▶ _SET EXERCISE_
Find the string "value" and gather every line that holds it.
[start RAW RECORDS]
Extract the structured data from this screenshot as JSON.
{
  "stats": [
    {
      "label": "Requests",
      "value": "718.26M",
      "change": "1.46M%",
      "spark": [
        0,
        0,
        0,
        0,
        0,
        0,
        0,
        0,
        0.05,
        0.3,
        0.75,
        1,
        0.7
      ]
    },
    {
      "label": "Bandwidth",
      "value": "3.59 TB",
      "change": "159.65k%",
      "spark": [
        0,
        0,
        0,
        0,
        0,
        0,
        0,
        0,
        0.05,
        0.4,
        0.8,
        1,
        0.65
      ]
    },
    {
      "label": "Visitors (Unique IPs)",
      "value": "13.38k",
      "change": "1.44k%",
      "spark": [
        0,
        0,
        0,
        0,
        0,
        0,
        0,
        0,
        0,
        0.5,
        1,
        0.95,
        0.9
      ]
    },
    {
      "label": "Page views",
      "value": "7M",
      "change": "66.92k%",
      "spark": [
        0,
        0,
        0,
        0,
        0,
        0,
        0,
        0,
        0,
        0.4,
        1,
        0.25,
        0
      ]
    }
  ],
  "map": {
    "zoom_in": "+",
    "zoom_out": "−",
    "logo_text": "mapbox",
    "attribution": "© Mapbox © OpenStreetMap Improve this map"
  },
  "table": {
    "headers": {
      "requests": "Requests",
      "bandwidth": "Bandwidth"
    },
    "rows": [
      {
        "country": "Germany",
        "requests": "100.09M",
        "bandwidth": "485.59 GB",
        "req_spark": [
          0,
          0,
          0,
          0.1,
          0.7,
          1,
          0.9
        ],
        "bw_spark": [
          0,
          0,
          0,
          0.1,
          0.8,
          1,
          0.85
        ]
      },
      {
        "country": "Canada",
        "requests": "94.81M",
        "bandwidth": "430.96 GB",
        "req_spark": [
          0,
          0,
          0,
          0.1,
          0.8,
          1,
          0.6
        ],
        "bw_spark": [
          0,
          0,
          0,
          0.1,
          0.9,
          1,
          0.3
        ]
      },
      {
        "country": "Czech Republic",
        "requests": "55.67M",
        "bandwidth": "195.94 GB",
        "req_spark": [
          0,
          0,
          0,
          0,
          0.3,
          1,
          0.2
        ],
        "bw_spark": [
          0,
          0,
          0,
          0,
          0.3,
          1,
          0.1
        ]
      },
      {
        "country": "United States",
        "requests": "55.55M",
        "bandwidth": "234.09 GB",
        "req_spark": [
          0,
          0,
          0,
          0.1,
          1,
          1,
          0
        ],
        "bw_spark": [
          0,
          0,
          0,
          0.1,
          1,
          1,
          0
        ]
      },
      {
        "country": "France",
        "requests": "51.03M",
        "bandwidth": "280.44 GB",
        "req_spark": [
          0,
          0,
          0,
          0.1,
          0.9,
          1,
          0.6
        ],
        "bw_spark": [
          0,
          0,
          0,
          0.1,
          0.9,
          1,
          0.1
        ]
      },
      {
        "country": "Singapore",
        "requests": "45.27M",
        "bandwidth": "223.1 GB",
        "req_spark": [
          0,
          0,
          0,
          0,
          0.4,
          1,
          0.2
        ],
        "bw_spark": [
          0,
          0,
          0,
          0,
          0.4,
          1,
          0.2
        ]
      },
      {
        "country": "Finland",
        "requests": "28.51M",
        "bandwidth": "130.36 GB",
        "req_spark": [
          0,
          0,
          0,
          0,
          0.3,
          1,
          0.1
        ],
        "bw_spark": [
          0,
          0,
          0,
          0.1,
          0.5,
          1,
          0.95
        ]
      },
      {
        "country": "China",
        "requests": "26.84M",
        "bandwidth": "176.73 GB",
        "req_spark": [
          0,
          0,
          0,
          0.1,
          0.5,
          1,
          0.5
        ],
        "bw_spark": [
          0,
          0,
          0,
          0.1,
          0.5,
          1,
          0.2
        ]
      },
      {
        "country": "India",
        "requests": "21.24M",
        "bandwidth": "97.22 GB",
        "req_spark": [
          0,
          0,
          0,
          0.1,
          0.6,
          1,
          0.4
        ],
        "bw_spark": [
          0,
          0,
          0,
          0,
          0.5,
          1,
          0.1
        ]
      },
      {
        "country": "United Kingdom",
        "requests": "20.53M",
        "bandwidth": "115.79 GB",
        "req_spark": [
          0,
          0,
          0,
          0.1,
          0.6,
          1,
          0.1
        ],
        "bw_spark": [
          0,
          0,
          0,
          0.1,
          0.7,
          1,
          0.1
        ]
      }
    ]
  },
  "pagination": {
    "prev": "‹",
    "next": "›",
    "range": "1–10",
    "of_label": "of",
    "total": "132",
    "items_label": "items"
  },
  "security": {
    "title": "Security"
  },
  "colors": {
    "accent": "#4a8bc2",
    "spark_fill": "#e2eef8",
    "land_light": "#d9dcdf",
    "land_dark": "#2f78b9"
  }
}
[end RAW RECORDS]
▶ _ANSWER TO THE TASK_
      "value": "718.26M",
      "value": "3.59 TB",
      "value": "13.38k",
      "value": "7M",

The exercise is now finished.